*Task objective:* Pull each line holding the word "сфере" from the data.
━━━ Records supplied
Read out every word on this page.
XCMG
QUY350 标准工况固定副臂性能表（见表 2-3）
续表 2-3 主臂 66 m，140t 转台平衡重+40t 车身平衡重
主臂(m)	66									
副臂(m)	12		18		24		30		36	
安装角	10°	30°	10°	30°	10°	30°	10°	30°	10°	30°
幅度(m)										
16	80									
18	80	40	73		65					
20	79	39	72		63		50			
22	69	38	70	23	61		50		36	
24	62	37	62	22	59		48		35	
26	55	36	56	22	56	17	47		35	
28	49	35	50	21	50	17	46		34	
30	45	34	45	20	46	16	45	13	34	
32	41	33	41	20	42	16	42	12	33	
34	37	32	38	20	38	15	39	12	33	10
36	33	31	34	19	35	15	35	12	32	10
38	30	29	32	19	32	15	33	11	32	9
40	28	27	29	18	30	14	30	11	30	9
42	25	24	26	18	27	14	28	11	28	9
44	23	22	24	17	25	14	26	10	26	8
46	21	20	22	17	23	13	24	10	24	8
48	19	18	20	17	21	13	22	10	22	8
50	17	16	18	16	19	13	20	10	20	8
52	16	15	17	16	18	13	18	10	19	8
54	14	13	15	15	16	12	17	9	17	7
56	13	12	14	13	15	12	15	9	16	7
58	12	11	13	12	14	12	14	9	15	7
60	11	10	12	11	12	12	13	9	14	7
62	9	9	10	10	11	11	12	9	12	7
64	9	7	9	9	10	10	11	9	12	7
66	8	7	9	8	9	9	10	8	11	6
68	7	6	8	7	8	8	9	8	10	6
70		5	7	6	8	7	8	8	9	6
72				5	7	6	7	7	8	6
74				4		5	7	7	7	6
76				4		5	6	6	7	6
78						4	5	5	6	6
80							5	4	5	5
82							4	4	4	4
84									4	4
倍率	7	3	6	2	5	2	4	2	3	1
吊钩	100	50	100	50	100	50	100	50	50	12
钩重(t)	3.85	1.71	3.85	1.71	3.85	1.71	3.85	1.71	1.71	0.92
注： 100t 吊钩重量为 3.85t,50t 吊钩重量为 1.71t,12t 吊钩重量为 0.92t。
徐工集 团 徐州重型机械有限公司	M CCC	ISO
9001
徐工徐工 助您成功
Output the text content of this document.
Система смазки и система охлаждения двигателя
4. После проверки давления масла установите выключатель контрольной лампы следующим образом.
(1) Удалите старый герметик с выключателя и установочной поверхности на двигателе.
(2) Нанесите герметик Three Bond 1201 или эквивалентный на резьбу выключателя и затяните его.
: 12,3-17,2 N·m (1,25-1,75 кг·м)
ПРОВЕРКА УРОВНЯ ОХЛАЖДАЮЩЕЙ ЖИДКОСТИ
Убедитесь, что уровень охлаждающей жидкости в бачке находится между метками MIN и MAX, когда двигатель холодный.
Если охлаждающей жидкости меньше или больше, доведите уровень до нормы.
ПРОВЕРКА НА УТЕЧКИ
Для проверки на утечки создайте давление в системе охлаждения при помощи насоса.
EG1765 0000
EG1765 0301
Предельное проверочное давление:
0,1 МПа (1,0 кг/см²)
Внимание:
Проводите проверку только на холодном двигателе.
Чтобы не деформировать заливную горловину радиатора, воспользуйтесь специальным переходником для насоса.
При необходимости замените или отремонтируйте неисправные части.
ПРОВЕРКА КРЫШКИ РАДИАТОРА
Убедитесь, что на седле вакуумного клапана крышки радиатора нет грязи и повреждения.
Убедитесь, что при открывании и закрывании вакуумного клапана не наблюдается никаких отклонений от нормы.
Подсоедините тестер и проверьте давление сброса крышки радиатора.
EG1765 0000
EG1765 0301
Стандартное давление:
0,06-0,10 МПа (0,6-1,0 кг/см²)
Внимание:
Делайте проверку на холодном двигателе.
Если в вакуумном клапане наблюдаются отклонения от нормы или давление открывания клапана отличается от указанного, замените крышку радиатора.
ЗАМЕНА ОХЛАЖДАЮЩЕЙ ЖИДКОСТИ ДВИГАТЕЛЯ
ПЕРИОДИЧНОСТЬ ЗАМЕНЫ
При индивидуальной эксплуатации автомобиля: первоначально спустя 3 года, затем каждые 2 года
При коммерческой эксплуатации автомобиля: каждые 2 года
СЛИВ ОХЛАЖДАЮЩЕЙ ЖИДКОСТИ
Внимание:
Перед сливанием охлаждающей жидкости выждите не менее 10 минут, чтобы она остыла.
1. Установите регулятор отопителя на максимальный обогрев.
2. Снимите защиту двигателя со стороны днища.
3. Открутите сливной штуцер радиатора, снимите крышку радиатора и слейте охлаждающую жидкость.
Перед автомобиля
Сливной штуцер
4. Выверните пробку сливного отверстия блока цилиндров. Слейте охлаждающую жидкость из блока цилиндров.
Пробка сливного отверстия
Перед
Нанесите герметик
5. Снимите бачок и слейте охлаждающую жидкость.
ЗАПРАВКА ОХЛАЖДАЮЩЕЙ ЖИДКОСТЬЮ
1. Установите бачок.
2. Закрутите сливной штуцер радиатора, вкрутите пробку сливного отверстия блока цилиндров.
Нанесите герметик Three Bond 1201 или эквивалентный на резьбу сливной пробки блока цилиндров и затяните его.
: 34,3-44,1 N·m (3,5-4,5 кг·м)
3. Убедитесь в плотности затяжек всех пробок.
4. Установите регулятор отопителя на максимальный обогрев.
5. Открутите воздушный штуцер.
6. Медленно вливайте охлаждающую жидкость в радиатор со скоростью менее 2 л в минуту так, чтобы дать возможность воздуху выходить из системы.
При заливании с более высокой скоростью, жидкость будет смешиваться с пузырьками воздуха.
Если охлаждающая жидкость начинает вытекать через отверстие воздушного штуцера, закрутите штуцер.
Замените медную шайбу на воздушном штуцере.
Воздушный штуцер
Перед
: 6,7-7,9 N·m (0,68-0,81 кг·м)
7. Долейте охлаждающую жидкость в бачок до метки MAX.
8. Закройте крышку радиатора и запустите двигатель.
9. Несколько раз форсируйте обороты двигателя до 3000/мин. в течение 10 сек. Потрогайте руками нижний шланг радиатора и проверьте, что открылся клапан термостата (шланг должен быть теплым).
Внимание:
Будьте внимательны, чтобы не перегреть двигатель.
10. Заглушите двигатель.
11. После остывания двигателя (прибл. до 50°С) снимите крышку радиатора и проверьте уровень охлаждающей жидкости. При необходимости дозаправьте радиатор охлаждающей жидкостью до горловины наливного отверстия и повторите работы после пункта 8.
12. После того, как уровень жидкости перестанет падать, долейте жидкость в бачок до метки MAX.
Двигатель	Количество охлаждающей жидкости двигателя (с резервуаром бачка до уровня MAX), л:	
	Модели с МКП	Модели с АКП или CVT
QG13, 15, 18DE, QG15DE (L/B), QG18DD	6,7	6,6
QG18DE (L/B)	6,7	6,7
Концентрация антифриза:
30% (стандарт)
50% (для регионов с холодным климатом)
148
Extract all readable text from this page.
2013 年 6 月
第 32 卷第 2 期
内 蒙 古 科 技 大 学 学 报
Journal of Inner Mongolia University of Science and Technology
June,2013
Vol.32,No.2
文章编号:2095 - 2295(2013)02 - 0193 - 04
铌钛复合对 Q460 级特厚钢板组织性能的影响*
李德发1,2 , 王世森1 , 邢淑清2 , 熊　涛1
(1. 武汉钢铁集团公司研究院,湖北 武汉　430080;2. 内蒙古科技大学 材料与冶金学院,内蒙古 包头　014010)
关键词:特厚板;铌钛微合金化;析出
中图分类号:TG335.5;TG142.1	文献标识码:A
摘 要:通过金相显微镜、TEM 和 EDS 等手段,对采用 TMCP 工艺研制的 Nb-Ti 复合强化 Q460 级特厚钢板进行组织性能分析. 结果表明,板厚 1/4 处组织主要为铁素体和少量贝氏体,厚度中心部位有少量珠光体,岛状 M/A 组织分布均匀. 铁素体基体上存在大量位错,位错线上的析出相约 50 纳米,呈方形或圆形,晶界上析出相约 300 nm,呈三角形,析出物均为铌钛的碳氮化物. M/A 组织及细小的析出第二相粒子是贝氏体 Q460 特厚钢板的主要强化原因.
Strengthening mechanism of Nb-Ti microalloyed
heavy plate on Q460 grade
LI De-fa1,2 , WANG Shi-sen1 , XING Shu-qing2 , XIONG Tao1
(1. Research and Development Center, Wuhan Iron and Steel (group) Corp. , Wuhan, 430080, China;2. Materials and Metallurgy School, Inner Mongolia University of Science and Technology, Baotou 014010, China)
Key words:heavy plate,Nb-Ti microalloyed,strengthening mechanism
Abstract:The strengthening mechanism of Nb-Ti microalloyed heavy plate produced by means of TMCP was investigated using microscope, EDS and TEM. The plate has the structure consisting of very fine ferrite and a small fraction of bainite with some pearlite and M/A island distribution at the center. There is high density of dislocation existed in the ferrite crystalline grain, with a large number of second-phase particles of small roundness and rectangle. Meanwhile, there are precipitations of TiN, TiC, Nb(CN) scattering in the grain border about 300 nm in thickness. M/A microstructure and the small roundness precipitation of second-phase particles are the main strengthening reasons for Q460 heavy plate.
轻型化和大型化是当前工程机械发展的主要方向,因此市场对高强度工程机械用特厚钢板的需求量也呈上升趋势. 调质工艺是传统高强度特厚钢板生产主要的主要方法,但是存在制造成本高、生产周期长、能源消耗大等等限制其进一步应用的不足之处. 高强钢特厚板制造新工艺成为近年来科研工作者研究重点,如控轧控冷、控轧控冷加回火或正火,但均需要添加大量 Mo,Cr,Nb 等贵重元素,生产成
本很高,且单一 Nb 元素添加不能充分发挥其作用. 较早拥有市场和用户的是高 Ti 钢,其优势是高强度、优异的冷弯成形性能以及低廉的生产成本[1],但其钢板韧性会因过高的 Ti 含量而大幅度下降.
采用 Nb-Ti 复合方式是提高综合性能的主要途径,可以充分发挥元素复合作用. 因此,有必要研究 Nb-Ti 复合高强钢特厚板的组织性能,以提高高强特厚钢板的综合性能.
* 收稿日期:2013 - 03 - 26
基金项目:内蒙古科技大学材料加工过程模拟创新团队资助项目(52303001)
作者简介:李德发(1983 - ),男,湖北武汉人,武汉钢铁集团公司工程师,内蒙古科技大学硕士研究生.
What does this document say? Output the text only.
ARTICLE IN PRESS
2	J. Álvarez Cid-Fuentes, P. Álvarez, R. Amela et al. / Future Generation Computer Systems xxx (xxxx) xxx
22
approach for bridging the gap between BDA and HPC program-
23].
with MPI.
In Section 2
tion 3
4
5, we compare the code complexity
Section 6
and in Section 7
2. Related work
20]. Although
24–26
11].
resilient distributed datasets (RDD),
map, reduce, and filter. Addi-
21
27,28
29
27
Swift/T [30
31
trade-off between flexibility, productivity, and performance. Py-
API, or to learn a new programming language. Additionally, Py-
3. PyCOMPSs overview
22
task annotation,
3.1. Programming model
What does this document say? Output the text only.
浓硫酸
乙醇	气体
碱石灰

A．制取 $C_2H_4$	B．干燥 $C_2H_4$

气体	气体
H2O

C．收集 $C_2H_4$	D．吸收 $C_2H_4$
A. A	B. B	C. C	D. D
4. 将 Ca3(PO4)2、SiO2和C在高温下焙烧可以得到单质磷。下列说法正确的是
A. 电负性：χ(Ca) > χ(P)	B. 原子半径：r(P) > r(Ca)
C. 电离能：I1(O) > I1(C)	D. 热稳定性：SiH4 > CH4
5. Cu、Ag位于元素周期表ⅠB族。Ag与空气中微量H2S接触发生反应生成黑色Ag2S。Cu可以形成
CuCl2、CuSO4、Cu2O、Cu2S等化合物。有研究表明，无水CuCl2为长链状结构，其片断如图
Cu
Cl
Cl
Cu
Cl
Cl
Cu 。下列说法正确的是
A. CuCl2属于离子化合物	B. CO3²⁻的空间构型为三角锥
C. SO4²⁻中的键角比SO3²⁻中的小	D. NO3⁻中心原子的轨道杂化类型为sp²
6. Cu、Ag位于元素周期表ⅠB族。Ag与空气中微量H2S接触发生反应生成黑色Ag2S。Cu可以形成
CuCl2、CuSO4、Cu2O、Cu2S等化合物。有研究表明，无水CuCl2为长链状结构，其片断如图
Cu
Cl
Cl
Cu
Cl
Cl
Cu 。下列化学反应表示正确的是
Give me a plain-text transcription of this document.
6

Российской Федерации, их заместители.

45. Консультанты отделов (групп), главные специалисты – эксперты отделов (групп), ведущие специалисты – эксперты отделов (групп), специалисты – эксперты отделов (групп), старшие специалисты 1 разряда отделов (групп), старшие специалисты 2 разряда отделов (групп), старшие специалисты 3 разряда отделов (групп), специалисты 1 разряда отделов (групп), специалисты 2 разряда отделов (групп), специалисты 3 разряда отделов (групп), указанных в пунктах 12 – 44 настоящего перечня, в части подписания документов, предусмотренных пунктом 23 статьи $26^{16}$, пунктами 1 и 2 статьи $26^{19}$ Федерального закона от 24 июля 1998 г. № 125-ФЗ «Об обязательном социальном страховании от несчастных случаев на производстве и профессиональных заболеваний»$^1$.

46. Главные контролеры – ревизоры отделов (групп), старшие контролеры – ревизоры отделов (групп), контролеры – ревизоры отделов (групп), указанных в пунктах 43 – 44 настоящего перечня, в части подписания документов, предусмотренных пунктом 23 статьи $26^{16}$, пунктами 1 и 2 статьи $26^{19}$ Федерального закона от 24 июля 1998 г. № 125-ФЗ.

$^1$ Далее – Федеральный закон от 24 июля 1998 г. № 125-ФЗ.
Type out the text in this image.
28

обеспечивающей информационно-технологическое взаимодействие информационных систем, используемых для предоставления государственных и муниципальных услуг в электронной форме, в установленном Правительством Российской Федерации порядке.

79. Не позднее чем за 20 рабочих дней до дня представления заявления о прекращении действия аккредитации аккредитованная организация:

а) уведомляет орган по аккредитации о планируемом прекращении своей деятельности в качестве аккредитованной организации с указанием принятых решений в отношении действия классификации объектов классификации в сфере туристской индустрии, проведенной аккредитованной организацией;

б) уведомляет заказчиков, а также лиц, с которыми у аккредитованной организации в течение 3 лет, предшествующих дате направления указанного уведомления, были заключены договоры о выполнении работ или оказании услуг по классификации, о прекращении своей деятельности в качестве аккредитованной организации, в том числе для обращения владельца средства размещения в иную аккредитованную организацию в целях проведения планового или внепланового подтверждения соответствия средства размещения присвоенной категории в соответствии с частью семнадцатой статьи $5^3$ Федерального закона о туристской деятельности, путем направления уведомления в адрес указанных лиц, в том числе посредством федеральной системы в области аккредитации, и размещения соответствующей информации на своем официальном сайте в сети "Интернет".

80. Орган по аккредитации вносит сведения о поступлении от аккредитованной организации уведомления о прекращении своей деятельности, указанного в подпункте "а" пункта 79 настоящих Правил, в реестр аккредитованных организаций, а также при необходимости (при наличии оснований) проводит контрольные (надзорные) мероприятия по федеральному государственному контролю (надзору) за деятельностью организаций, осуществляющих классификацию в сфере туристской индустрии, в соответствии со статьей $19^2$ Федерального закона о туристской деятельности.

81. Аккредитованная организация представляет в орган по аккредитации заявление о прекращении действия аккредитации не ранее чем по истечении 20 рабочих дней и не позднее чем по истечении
━━━━━━
*Written solution:*
а) уведомляет орган по аккредитации о планируемом прекращении своей деятельности в качестве аккредитованной организации с указанием принятых решений в отношении действия классификации объектов классификации в сфере туристской индустрии, проведенной аккредитованной организацией;
80. Орган по аккредитации вносит сведения о поступлении от аккредитованной организации уведомления о прекращении своей деятельности, указанного в подпункте "а" пункта 79 настоящих Правил, в реестр аккредитованных организаций, а также при необходимости (при наличии оснований) проводит контрольные (надзорные) мероприятия по федеральному государственному контролю (надзору) за деятельностью организаций, осуществляющих классификацию в сфере туристской индустрии, в соответствии со статьей $19^2$ Федерального закона о туристской деятельности.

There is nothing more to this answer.